═════ ITEMS
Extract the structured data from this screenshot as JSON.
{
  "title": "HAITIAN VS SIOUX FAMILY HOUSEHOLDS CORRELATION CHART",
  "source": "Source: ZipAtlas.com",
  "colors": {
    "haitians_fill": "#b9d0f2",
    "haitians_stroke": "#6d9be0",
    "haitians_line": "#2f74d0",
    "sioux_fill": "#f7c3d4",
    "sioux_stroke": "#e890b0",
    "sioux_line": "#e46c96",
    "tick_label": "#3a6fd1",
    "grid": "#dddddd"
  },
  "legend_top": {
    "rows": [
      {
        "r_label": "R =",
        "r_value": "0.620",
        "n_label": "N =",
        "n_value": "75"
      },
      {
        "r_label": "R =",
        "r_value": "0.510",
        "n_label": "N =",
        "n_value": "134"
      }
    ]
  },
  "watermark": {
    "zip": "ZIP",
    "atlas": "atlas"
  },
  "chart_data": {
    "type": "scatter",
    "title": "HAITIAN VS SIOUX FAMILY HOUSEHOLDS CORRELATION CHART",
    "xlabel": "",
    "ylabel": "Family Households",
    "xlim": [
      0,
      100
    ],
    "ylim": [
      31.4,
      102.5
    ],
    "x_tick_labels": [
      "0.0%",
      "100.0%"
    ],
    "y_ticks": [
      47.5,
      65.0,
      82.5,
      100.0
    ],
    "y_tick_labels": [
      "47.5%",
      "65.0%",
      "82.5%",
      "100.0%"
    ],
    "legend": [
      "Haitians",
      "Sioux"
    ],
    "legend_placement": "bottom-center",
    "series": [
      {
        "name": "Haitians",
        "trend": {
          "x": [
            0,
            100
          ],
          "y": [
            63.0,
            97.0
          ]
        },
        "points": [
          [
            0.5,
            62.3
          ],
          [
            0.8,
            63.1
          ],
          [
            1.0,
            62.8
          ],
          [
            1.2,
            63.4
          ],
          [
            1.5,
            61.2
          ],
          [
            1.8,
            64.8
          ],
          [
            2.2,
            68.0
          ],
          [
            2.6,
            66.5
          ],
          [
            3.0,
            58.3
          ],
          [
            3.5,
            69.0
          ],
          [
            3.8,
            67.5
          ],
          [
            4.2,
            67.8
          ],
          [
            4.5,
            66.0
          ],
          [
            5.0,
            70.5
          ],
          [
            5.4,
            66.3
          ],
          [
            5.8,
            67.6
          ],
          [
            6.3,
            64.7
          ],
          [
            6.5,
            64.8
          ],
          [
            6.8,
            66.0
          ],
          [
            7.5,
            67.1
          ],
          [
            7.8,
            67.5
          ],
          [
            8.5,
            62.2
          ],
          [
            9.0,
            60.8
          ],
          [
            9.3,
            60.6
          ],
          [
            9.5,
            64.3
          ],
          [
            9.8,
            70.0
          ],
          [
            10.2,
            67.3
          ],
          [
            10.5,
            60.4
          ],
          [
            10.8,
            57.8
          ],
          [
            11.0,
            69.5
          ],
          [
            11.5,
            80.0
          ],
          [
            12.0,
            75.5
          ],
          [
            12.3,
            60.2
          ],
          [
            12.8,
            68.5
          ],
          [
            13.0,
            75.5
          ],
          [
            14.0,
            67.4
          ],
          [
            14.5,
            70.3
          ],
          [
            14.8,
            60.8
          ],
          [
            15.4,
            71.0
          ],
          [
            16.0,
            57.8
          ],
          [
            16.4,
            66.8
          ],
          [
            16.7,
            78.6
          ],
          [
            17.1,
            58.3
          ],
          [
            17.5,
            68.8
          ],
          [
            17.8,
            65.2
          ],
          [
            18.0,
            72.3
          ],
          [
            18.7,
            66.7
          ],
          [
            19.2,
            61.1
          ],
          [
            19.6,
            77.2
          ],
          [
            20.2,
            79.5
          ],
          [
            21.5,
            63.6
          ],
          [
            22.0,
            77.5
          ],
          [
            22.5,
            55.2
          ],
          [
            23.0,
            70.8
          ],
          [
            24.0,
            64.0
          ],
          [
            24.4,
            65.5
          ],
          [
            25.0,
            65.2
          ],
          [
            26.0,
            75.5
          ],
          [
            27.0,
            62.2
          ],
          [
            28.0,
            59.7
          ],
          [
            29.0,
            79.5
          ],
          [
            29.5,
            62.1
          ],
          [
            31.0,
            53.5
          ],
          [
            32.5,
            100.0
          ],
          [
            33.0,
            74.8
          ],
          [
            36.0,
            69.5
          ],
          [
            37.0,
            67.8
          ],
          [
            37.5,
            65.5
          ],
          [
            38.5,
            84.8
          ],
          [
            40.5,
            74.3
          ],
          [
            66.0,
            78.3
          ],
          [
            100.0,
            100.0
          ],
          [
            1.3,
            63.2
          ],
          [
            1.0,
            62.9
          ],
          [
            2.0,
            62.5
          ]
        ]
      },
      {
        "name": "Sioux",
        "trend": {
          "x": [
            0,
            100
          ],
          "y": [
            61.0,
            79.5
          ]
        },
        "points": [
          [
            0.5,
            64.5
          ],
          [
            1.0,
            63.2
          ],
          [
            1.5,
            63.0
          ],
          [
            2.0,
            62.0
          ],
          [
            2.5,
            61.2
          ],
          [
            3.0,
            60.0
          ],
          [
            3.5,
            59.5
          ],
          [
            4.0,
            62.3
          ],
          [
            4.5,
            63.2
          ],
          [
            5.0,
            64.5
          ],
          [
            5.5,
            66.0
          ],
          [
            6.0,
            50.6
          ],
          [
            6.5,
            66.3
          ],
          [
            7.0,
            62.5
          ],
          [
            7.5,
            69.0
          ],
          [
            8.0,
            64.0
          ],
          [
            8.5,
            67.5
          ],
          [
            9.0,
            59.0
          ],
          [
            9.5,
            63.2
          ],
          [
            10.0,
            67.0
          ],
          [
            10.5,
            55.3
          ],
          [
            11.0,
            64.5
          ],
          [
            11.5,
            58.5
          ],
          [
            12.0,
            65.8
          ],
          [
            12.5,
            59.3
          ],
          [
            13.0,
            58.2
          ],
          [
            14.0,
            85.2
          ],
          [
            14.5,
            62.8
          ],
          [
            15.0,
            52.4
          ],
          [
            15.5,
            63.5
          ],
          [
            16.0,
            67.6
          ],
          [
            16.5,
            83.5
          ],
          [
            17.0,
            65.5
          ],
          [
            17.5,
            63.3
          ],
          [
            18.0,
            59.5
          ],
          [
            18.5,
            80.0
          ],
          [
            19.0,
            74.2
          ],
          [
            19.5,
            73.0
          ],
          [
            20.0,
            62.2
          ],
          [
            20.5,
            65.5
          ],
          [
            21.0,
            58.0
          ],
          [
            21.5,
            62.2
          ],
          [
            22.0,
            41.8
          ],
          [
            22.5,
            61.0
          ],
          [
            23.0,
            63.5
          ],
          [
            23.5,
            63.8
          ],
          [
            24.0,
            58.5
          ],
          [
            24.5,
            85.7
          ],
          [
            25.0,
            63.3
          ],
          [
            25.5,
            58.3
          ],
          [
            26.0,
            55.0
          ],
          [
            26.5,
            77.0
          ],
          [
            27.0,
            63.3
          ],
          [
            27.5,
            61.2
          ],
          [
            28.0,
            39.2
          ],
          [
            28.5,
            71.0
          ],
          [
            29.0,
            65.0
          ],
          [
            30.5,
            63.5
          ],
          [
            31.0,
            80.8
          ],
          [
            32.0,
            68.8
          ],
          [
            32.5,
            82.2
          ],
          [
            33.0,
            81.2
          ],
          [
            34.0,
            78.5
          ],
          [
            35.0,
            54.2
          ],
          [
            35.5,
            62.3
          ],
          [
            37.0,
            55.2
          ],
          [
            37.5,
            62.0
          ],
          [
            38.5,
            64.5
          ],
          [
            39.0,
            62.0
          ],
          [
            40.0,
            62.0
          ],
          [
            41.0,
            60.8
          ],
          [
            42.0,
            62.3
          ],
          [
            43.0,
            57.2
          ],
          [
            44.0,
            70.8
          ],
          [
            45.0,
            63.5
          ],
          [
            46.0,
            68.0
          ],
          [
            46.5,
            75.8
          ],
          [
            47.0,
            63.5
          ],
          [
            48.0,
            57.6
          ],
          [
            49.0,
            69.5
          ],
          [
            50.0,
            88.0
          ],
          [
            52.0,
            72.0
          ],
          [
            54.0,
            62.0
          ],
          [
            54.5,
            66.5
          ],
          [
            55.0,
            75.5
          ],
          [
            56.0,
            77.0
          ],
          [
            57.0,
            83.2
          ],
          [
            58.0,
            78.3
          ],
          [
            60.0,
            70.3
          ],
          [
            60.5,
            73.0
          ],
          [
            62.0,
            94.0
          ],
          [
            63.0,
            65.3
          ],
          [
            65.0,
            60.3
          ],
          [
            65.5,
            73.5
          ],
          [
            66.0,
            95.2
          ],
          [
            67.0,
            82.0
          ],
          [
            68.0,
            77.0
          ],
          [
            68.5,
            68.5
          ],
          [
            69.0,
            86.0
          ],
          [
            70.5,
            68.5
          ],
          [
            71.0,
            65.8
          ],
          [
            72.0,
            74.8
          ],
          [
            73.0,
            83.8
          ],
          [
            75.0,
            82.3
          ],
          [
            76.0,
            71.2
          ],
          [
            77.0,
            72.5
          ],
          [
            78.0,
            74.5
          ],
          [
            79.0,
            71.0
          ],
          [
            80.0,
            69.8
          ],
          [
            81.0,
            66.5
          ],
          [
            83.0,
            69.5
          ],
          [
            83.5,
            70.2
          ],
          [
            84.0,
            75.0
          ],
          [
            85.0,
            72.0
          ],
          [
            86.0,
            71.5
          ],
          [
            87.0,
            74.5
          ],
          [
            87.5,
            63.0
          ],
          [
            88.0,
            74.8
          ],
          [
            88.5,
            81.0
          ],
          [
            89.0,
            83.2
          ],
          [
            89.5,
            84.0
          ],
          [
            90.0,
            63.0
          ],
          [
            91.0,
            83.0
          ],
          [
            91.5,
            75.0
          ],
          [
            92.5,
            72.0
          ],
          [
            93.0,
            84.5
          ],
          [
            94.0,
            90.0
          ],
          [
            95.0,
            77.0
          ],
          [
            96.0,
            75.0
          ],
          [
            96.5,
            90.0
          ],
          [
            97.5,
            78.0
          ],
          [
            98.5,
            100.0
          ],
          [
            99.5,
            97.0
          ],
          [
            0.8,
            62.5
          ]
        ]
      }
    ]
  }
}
══════════
WRITTEN INSTRUCTION
Set out every line from the material that contains the string "title".

WORKED SOLUTION
  "title": "HAITIAN VS SIOUX FAMILY HOUSEHOLDS CORRELATION CHART",
    "title": "HAITIAN VS SIOUX FAMILY HOUSEHOLDS CORRELATION CHART",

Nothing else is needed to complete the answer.